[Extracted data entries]
------------

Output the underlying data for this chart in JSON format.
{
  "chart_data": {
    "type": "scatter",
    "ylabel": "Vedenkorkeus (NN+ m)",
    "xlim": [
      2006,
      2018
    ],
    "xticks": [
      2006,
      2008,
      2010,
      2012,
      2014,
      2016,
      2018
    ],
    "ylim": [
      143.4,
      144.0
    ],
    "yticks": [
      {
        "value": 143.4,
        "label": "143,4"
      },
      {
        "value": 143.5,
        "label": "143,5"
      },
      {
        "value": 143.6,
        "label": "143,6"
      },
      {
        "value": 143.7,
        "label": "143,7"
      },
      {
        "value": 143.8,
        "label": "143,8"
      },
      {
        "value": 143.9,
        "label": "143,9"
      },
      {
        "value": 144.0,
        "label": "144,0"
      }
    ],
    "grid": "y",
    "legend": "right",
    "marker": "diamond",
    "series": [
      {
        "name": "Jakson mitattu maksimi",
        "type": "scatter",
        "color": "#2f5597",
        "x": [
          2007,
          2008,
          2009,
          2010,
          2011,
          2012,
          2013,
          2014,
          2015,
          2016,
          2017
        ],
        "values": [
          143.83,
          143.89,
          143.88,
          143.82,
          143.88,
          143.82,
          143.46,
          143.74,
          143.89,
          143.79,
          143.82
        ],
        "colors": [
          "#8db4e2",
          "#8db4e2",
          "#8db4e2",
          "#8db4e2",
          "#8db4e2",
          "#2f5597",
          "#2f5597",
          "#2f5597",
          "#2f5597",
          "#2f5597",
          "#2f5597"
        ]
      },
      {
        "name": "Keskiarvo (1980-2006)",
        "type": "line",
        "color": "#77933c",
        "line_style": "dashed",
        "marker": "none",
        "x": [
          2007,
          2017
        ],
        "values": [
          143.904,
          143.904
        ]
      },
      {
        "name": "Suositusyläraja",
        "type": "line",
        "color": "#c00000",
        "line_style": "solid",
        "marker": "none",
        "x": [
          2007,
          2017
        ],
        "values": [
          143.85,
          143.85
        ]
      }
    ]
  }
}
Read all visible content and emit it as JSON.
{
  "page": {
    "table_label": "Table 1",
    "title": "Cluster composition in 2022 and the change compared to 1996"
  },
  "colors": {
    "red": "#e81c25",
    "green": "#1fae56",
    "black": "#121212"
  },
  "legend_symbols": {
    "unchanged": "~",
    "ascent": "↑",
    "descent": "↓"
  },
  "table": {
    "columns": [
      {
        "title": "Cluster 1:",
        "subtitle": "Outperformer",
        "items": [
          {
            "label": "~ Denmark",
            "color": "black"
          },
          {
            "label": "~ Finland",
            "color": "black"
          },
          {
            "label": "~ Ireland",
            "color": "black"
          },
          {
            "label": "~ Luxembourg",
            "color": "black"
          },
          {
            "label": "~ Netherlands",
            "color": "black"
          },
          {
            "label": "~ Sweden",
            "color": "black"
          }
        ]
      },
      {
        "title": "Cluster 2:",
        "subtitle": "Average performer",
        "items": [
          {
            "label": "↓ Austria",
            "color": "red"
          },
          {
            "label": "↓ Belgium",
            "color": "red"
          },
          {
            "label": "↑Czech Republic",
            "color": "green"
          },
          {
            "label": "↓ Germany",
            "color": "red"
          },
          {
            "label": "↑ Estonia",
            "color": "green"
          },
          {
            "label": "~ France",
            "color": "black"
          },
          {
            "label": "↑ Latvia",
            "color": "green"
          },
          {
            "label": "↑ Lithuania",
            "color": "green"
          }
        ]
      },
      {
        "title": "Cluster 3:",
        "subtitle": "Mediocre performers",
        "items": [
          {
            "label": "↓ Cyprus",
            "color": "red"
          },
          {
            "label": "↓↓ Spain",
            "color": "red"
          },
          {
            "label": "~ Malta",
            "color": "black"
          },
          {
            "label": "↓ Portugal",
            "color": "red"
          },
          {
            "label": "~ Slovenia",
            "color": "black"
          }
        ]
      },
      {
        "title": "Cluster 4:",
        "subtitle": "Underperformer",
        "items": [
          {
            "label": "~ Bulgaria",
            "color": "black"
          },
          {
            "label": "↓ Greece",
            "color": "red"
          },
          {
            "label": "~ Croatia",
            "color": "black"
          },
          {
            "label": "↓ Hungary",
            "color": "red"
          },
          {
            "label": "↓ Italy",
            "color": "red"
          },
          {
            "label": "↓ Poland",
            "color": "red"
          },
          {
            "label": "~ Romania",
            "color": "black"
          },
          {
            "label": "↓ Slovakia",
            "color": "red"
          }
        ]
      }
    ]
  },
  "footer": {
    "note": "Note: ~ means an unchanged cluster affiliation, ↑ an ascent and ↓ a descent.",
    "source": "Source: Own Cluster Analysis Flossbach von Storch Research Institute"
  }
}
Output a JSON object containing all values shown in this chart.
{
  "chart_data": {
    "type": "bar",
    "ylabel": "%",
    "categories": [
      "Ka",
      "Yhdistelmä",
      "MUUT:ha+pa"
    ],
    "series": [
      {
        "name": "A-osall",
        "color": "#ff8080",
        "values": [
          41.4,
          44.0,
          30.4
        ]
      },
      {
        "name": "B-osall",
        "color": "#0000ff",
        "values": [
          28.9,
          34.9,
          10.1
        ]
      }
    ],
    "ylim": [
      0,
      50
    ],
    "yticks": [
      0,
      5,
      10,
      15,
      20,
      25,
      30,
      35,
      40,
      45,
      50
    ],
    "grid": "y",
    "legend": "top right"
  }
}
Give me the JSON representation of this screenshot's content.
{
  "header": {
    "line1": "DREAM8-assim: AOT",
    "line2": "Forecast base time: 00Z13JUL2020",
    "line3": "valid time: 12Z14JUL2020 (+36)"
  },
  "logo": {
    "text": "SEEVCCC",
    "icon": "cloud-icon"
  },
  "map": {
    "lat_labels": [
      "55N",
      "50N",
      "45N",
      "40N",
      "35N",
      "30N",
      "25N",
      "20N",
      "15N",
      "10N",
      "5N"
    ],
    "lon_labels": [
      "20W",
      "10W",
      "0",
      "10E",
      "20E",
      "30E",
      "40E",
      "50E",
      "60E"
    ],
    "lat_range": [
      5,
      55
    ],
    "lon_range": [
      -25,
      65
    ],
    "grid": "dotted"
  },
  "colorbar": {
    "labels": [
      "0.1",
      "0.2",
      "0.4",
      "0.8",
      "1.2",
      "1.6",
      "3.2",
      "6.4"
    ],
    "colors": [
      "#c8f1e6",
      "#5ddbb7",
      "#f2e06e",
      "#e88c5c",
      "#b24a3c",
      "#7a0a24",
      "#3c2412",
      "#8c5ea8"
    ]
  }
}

------------

Go through the records above and set each one down exactly, please.

_Worked answer_:
Output the underlying data for this chart in JSON format.
{
  "chart_data": {
    "type": "scatter",
    "ylabel": "Vedenkorkeus (NN+ m)",
    "xlim": [
      2006,
      2018
    ],
    "xticks": [
      2006,
      2008,
      2010,
      2012,
      2014,
      2016,
      2018
    ],
    "ylim": [
      143.4,
      144.0
    ],
    "yticks": [
      {
        "value": 143.4,
        "label": "143,4"
      },
      {
        "value": 143.5,
        "label": "143,5"
      },
      {
        "value": 143.6,
        "label": "143,6"
      },
      {
        "value": 143.7,
        "label": "143,7"
      },
      {
        "value": 143.8,
        "label": "143,8"
      },
      {
        "value": 143.9,
        "label": "143,9"
      },
      {
        "value": 144.0,
        "label": "144,0"
      }
    ],
    "grid": "y",
    "legend": "right",
    "marker": "diamond",
    "series": [
      {
        "name": "Jakson mitattu maksimi",
        "type": "scatter",
        "color": "#2f5597",
        "x": [
          2007,
          2008,
          2009,
          2010,
          2011,
          2012,
          2013,
          2014,
          2015,
          2016,
          2017
        ],
        "values": [
          143.83,
          143.89,
          143.88,
          143.82,
          143.88,
          143.82,
          143.46,
          143.74,
          143.89,
          143.79,
          143.82
        ],
        "colors": [
          "#8db4e2",
          "#8db4e2",
          "#8db4e2",
          "#8db4e2",
          "#8db4e2",
          "#2f5597",
          "#2f5597",
          "#2f5597",
          "#2f5597",
          "#2f5597",
          "#2f5597"
        ]
      },
      {
        "name": "Keskiarvo (1980-2006)",
        "type": "line",
        "color": "#77933c",
        "line_style": "dashed",
        "marker": "none",
        "x": [
          2007,
          2017
        ],
        "values": [
          143.904,
          143.904
        ]
      },
      {
        "name": "Suositusyläraja",
        "type": "line",
        "color": "#c00000",
        "line_style": "solid",
        "marker": "none",
        "x": [
          2007,
          2017
        ],
        "values": [
          143.85,
          143.85
        ]
      }
    ]
  }
}
Read all visible content and emit it as JSON.
{
  "page": {
    "table_label": "Table 1",
    "title": "Cluster composition in 2022 and the change compared to 1996"
  },
  "colors": {
    "red": "#e81c25",
    "green": "#1fae56",
    "black": "#121212"
  },
  "legend_symbols": {
    "unchanged": "~",
    "ascent": "↑",
    "descent": "↓"
  },
  "table": {
    "columns": [
      {
        "title": "Cluster 1:",
        "subtitle": "Outperformer",
        "items": [
          {
            "label": "~ Denmark",
            "color": "black"
          },
          {
            "label": "~ Finland",
            "color": "black"
          },
          {
            "label": "~ Ireland",
            "color": "black"
          },
          {
            "label": "~ Luxembourg",
            "color": "black"
          },
          {
            "label": "~ Netherlands",
            "color": "black"
          },
          {
            "label": "~ Sweden",
            "color": "black"
          }
        ]
      },
      {
        "title": "Cluster 2:",
        "subtitle": "Average performer",
        "items": [
          {
            "label": "↓ Austria",
            "color": "red"
          },
          {
            "label": "↓ Belgium",
            "color": "red"
          },
          {
            "label": "↑Czech Republic",
            "color": "green"
          },
          {
            "label": "↓ Germany",
            "color": "red"
          },
          {
            "label": "↑ Estonia",
            "color": "green"
          },
          {
            "label": "~ France",
            "color": "black"
          },
          {
            "label": "↑ Latvia",
            "color": "green"
          },
          {
            "label": "↑ Lithuania",
            "color": "green"
          }
        ]
      },
      {
        "title": "Cluster 3:",
        "subtitle": "Mediocre performers",
        "items": [
          {
            "label": "↓ Cyprus",
            "color": "red"
          },
          {
            "label": "↓↓ Spain",
            "color": "red"
          },
          {
            "label": "~ Malta",
            "color": "black"
          },
          {
            "label": "↓ Portugal",
            "color": "red"
          },
          {
            "label": "~ Slovenia",
            "color": "black"
          }
        ]
      },
      {
        "title": "Cluster 4:",
        "subtitle": "Underperformer",
        "items": [
          {
            "label": "~ Bulgaria",
            "color": "black"
          },
          {
            "label": "↓ Greece",
            "color": "red"
          },
          {
            "label": "~ Croatia",
            "color": "black"
          },
          {
            "label": "↓ Hungary",
            "color": "red"
          },
          {
            "label": "↓ Italy",
            "color": "red"
          },
          {
            "label": "↓ Poland",
            "color": "red"
          },
          {
            "label": "~ Romania",
            "color": "black"
          },
          {
            "label": "↓ Slovakia",
            "color": "red"
          }
        ]
      }
    ]
  },
  "footer": {
    "note": "Note: ~ means an unchanged cluster affiliation, ↑ an ascent and ↓ a descent.",
    "source": "Source: Own Cluster Analysis Flossbach von Storch Research Institute"
  }
}
Output a JSON object containing all values shown in this chart.
{
  "chart_data": {
    "type": "bar",
    "ylabel": "%",
    "categories": [
      "Ka",
      "Yhdistelmä",
      "MUUT:ha+pa"
    ],
    "series": [
      {
        "name": "A-osall",
        "color": "#ff8080",
        "values": [
          41.4,
          44.0,
          30.4
        ]
      },
      {
        "name": "B-osall",
        "color": "#0000ff",
        "values": [
          28.9,
          34.9,
          10.1
        ]
      }
    ],
    "ylim": [
      0,
      50
    ],
    "yticks": [
      0,
      5,
      10,
      15,
      20,
      25,
      30,
      35,
      40,
      45,
      50
    ],
    "grid": "y",
    "legend": "top right"
  }
}
Give me the JSON representation of this screenshot's content.
{
  "header": {
    "line1": "DREAM8-assim: AOT",
    "line2": "Forecast base time: 00Z13JUL2020",
    "line3": "valid time: 12Z14JUL2020 (+36)"
  },
  "logo": {
    "text": "SEEVCCC",
    "icon": "cloud-icon"
  },
  "map": {
    "lat_labels": [
      "55N",
      "50N",
      "45N",
      "40N",
      "35N",
      "30N",
      "25N",
      "20N",
      "15N",
      "10N",
      "5N"
    ],
    "lon_labels": [
      "20W",
      "10W",
      "0",
      "10E",
      "20E",
      "30E",
      "40E",
      "50E",
      "60E"
    ],
    "lat_range": [
      5,
      55
    ],
    "lon_range": [
      -25,
      65
    ],
    "grid": "dotted"
  },
  "colorbar": {
    "labels": [
      "0.1",
      "0.2",
      "0.4",
      "0.8",
      "1.2",
      "1.6",
      "3.2",
      "6.4"
    ],
    "colors": [
      "#c8f1e6",
      "#5ddbb7",
      "#f2e06e",
      "#e88c5c",
      "#b24a3c",
      "#7a0a24",
      "#3c2412",
      "#8c5ea8"
    ]
  }
}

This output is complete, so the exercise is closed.